=== Description of the task ===
Copy out the listing word for word, from its first line up to and including the line that contains "right-axis-tick-label: 6500 [655, 147, 691, 163]".

=== Data shown ===
**********

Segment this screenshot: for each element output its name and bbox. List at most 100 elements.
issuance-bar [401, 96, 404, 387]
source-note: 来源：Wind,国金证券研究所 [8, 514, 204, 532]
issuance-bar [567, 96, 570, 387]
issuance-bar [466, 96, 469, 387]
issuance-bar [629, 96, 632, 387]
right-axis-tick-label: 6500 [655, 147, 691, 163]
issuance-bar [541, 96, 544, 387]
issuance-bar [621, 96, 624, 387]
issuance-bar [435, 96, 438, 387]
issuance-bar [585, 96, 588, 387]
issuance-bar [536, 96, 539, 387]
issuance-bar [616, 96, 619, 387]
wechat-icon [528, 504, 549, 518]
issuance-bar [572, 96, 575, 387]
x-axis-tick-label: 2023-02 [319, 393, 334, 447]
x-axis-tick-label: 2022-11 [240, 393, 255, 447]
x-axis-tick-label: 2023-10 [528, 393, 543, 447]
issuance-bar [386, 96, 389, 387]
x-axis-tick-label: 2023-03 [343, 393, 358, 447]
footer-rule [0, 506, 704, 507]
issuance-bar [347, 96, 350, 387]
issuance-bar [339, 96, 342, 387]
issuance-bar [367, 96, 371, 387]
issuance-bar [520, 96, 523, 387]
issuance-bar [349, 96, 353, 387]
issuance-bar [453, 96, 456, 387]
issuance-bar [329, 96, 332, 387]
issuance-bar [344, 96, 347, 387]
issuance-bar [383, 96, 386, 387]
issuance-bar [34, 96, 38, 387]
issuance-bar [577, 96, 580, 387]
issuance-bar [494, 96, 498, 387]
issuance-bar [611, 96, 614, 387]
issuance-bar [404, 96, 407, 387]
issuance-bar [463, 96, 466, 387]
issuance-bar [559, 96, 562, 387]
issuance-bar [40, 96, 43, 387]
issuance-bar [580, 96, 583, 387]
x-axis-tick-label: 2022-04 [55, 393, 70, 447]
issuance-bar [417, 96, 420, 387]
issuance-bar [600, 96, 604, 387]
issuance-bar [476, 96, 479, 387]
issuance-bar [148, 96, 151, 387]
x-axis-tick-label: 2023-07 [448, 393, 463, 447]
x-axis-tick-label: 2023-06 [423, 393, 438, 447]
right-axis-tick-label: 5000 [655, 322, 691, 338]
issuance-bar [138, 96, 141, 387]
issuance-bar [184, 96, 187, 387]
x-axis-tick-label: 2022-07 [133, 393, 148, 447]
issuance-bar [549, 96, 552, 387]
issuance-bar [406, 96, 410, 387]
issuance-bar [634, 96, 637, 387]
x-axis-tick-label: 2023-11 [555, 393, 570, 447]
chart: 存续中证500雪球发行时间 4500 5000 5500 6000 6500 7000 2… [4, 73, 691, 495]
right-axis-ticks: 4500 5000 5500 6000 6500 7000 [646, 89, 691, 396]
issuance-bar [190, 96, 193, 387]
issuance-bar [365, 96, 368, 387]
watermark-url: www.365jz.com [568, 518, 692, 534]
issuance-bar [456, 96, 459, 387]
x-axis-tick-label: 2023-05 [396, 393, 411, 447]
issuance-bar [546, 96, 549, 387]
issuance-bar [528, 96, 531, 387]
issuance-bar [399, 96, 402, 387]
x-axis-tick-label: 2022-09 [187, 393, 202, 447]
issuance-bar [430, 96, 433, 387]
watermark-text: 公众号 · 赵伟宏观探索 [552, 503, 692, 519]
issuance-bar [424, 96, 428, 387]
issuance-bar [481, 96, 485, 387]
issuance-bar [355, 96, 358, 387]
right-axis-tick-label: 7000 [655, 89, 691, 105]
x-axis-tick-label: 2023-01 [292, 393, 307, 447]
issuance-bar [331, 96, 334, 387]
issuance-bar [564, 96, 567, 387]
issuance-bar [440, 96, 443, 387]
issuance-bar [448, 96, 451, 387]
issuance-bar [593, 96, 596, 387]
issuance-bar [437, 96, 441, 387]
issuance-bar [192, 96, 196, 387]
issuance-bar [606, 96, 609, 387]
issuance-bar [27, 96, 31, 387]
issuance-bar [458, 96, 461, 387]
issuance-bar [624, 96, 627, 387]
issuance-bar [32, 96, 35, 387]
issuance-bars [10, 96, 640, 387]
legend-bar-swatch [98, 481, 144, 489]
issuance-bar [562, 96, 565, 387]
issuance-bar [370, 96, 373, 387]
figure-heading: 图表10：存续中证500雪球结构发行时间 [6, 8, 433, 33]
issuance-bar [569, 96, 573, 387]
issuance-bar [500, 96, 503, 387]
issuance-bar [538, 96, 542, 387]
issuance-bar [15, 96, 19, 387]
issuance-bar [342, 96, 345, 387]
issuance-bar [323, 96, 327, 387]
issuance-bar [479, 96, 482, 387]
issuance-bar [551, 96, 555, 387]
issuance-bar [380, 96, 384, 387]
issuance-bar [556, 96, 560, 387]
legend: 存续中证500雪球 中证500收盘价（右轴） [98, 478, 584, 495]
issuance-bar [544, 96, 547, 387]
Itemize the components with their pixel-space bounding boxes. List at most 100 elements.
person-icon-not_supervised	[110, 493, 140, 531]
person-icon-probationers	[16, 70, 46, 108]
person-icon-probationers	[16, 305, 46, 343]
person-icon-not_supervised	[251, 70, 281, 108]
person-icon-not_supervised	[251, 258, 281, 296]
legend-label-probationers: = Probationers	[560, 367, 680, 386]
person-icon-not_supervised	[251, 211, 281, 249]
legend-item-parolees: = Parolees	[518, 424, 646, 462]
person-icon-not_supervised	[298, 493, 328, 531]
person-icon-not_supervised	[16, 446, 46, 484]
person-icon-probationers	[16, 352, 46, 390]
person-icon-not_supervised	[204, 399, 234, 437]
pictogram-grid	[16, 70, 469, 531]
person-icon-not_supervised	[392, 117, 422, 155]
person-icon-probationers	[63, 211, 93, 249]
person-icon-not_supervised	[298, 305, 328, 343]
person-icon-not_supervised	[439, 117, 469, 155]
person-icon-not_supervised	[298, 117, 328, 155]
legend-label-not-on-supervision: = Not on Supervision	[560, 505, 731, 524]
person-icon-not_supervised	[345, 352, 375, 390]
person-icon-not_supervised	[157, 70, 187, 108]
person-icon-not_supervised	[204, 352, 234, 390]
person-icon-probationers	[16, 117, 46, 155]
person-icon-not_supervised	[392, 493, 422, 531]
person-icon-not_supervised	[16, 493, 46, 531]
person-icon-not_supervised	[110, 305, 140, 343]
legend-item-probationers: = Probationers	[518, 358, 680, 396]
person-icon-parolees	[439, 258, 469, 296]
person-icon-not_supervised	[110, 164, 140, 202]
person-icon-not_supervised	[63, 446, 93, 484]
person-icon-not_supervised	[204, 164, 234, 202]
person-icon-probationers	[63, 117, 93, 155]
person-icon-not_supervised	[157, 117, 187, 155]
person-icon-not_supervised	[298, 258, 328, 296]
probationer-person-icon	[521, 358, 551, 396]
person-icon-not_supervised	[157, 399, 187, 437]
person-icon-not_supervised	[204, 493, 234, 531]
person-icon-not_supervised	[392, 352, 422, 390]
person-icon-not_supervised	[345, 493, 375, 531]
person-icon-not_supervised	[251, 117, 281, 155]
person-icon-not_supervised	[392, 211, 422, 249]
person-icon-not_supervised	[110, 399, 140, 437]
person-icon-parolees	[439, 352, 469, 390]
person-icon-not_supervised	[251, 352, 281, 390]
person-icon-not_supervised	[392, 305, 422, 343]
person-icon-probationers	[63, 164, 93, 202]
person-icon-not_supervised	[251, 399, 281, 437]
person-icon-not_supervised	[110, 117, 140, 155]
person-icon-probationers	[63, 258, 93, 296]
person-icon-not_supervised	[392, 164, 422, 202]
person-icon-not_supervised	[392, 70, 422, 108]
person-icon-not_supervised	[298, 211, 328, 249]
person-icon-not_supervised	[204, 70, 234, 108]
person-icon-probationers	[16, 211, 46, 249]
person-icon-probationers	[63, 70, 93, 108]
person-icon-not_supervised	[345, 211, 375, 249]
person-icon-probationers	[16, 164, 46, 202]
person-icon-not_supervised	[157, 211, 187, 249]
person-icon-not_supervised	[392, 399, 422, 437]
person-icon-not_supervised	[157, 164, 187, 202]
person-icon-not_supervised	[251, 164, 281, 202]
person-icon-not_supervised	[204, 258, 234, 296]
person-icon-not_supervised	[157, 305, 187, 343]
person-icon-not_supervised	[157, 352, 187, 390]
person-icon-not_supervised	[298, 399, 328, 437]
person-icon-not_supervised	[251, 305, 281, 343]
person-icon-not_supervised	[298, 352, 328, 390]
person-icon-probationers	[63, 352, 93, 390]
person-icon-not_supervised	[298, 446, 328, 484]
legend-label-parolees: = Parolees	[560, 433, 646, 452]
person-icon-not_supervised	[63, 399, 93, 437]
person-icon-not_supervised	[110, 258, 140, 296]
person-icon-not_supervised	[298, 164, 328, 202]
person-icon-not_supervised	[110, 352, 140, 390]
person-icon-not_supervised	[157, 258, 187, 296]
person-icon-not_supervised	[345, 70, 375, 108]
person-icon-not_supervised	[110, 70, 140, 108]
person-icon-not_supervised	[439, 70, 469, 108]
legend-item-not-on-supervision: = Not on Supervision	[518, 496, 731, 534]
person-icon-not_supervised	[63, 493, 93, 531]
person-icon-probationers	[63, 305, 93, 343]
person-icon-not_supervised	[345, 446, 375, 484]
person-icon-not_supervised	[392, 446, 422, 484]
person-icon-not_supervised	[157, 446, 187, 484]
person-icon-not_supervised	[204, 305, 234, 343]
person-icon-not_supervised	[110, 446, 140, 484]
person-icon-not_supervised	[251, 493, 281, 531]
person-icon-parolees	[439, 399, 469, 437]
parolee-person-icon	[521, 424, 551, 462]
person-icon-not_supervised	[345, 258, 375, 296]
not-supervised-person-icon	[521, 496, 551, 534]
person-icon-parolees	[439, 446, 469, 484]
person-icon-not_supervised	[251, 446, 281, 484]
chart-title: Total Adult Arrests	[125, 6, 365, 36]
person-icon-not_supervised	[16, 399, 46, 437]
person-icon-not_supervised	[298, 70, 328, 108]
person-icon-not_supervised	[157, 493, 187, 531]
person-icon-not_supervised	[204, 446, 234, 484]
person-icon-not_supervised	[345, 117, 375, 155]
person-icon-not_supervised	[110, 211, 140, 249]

**********

=== The solution ===
Segment this screenshot: for each element output its name and bbox. List at most 100 elements.
issuance-bar [401, 96, 404, 387]
source-note: 来源：Wind,国金证券研究所 [8, 514, 204, 532]
issuance-bar [567, 96, 570, 387]
issuance-bar [466, 96, 469, 387]
issuance-bar [629, 96, 632, 387]
right-axis-tick-label: 6500 [655, 147, 691, 163]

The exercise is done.